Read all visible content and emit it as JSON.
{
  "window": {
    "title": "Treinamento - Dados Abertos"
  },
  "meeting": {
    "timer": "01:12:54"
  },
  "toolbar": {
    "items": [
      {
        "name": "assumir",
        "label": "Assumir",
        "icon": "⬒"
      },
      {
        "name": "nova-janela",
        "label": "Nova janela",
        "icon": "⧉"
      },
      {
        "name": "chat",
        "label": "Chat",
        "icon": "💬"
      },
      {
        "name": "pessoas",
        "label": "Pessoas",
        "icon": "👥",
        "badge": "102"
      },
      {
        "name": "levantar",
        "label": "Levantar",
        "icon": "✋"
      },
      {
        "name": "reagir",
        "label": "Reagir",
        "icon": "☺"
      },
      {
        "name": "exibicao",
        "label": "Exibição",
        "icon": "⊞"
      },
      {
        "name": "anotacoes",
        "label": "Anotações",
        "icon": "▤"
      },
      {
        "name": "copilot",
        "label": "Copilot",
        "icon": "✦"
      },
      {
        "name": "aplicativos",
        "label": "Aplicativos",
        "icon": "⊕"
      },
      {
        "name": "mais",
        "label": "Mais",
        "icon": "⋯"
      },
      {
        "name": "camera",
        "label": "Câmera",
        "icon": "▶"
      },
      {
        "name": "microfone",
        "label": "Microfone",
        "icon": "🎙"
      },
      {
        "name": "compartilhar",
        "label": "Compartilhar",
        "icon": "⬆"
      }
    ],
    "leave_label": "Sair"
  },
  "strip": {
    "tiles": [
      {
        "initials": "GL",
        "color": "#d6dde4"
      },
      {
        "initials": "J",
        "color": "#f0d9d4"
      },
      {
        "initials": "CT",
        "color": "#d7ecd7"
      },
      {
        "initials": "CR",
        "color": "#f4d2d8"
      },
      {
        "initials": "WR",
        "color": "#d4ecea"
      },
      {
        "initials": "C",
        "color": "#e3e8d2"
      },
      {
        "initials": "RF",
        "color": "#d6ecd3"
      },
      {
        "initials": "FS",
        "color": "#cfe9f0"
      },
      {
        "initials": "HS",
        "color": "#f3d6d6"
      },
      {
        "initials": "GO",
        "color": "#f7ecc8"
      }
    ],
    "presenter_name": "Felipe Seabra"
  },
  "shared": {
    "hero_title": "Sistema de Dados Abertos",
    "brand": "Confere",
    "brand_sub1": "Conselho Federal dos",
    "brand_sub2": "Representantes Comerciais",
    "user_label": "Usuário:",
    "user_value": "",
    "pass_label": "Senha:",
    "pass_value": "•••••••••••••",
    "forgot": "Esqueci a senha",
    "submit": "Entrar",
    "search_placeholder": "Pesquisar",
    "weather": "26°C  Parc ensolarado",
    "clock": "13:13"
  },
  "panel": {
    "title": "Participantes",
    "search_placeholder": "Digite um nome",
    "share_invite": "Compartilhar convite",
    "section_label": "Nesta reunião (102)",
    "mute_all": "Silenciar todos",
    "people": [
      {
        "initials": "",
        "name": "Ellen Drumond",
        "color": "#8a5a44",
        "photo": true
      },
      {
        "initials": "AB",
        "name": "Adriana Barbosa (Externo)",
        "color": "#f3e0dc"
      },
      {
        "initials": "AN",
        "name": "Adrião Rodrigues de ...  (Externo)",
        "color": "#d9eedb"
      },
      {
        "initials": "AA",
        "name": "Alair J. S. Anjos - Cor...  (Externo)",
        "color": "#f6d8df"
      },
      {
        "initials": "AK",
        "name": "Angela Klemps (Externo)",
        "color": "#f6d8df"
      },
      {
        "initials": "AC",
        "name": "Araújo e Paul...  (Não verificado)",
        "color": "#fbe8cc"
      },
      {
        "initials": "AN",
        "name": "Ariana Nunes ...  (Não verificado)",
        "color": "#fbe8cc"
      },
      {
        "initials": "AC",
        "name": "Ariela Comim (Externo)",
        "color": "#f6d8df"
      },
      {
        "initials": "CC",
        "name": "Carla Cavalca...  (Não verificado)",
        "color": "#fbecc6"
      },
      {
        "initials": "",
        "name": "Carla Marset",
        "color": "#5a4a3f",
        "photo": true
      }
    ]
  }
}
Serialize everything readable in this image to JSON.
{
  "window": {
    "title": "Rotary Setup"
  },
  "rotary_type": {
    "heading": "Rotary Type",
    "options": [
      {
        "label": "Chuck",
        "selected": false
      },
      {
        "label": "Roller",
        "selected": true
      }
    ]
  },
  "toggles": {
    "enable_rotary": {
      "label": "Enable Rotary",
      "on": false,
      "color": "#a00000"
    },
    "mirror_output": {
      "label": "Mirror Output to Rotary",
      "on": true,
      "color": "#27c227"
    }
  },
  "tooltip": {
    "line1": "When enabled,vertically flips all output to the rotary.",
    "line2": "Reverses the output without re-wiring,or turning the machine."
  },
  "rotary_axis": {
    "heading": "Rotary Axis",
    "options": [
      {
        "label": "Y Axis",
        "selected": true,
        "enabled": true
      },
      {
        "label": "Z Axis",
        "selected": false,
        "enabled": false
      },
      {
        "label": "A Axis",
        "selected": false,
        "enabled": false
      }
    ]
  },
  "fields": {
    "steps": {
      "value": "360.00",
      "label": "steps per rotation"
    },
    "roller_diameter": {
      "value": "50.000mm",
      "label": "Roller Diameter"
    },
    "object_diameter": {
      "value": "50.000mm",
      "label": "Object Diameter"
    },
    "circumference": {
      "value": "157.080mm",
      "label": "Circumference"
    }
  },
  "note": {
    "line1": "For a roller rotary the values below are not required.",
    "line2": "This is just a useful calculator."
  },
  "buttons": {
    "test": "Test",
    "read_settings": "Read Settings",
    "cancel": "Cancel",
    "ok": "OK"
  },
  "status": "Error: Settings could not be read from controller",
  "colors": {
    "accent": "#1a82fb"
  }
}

= = = = =

Please reproduce each line exactly as written.

Read all visible content and emit it as JSON.
{
  "window": {
    "title": "Treinamento - Dados Abertos"
  },
  "meeting": {
    "timer": "01:12:54"
  },
  "toolbar": {
    "items": [
      {
        "name": "assumir",
        "label": "Assumir",
        "icon": "⬒"
      },
      {
        "name": "nova-janela",
        "label": "Nova janela",
        "icon": "⧉"
      },
      {
        "name": "chat",
        "label": "Chat",
        "icon": "💬"
      },
      {
        "name": "pessoas",
        "label": "Pessoas",
        "icon": "👥",
        "badge": "102"
      },
      {
        "name": "levantar",
        "label": "Levantar",
        "icon": "✋"
      },
      {
        "name": "reagir",
        "label": "Reagir",
        "icon": "☺"
      },
      {
        "name": "exibicao",
        "label": "Exibição",
        "icon": "⊞"
      },
      {
        "name": "anotacoes",
        "label": "Anotações",
        "icon": "▤"
      },
      {
        "name": "copilot",
        "label": "Copilot",
        "icon": "✦"
      },
      {
        "name": "aplicativos",
        "label": "Aplicativos",
        "icon": "⊕"
      },
      {
        "name": "mais",
        "label": "Mais",
        "icon": "⋯"
      },
      {
        "name": "camera",
        "label": "Câmera",
        "icon": "▶"
      },
      {
        "name": "microfone",
        "label": "Microfone",
        "icon": "🎙"
      },
      {
        "name": "compartilhar",
        "label": "Compartilhar",
        "icon": "⬆"
      }
    ],
    "leave_label": "Sair"
  },
  "strip": {
    "tiles": [
      {
        "initials": "GL",
        "color": "#d6dde4"
      },
      {
        "initials": "J",
        "color": "#f0d9d4"
      },
      {
        "initials": "CT",
        "color": "#d7ecd7"
      },
      {
        "initials": "CR",
        "color": "#f4d2d8"
      },
      {
        "initials": "WR",
        "color": "#d4ecea"
      },
      {
        "initials": "C",
        "color": "#e3e8d2"
      },
      {
        "initials": "RF",
        "color": "#d6ecd3"
      },
      {
        "initials": "FS",
        "color": "#cfe9f0"
      },
      {
        "initials": "HS",
        "color": "#f3d6d6"
      },
      {
        "initials": "GO",
        "color": "#f7ecc8"
      }
    ],
    "presenter_name": "Felipe Seabra"
  },
  "shared": {
    "hero_title": "Sistema de Dados Abertos",
    "brand": "Confere",
    "brand_sub1": "Conselho Federal dos",
    "brand_sub2": "Representantes Comerciais",
    "user_label": "Usuário:",
    "user_value": "",
    "pass_label": "Senha:",
    "pass_value": "•••••••••••••",
    "forgot": "Esqueci a senha",
    "submit": "Entrar",
    "search_placeholder": "Pesquisar",
    "weather": "26°C  Parc ensolarado",
    "clock": "13:13"
  },
  "panel": {
    "title": "Participantes",
    "search_placeholder": "Digite um nome",
    "share_invite": "Compartilhar convite",
    "section_label": "Nesta reunião (102)",
    "mute_all": "Silenciar todos",
    "people": [
      {
        "initials": "",
        "name": "Ellen Drumond",
        "color": "#8a5a44",
        "photo": true
      },
      {
        "initials": "AB",
        "name": "Adriana Barbosa (Externo)",
        "color": "#f3e0dc"
      },
      {
        "initials": "AN",
        "name": "Adrião Rodrigues de ...  (Externo)",
        "color": "#d9eedb"
      },
      {
        "initials": "AA",
        "name": "Alair J. S. Anjos - Cor...  (Externo)",
        "color": "#f6d8df"
      },
      {
        "initials": "AK",
        "name": "Angela Klemps (Externo)",
        "color": "#f6d8df"
      },
      {
        "initials": "AC",
        "name": "Araújo e Paul...  (Não verificado)",
        "color": "#fbe8cc"
      },
      {
        "initials": "AN",
        "name": "Ariana Nunes ...  (Não verificado)",
        "color": "#fbe8cc"
      },
      {
        "initials": "AC",
        "name": "Ariela Comim (Externo)",
        "color": "#f6d8df"
      },
      {
        "initials": "CC",
        "name": "Carla Cavalca...  (Não verificado)",
        "color": "#fbecc6"
      },
      {
        "initials": "",
        "name": "Carla Marset",
        "color": "#5a4a3f",
        "photo": true
      }
    ]
  }
}
Serialize everything readable in this image to JSON.
{
  "window": {
    "title": "Rotary Setup"
  },
  "rotary_type": {
    "heading": "Rotary Type",
    "options": [
      {
        "label": "Chuck",
        "selected": false
      },
      {
        "label": "Roller",
        "selected": true
      }
    ]
  },
  "toggles": {
    "enable_rotary": {
      "label": "Enable Rotary",
      "on": false,
      "color": "#a00000"
    },
    "mirror_output": {
      "label": "Mirror Output to Rotary",
      "on": true,
      "color": "#27c227"
    }
  },
  "tooltip": {
    "line1": "When enabled,vertically flips all output to the rotary.",
    "line2": "Reverses the output without re-wiring,or turning the machine."
  },
  "rotary_axis": {
    "heading": "Rotary Axis",
    "options": [
      {
        "label": "Y Axis",
        "selected": true,
        "enabled": true
      },
      {
        "label": "Z Axis",
        "selected": false,
        "enabled": false
      },
      {
        "label": "A Axis",
        "selected": false,
        "enabled": false
      }
    ]
  },
  "fields": {
    "steps": {
      "value": "360.00",
      "label": "steps per rotation"
    },
    "roller_diameter": {
      "value": "50.000mm",
      "label": "Roller Diameter"
    },
    "object_diameter": {
      "value": "50.000mm",
      "label": "Object Diameter"
    },
    "circumference": {
      "value": "157.080mm",
      "label": "Circumference"
    }
  },
  "note": {
    "line1": "For a roller rotary the values below are not required.",
    "line2": "This is just a useful calculator."
  },
  "buttons": {
    "test": "Test",
    "read_settings": "Read Settings",
    "cancel": "Cancel",
    "ok": "OK"
  },
  "status": "Error: Settings could not be read from controller",
  "colors": {
    "accent": "#1a82fb"
  }
}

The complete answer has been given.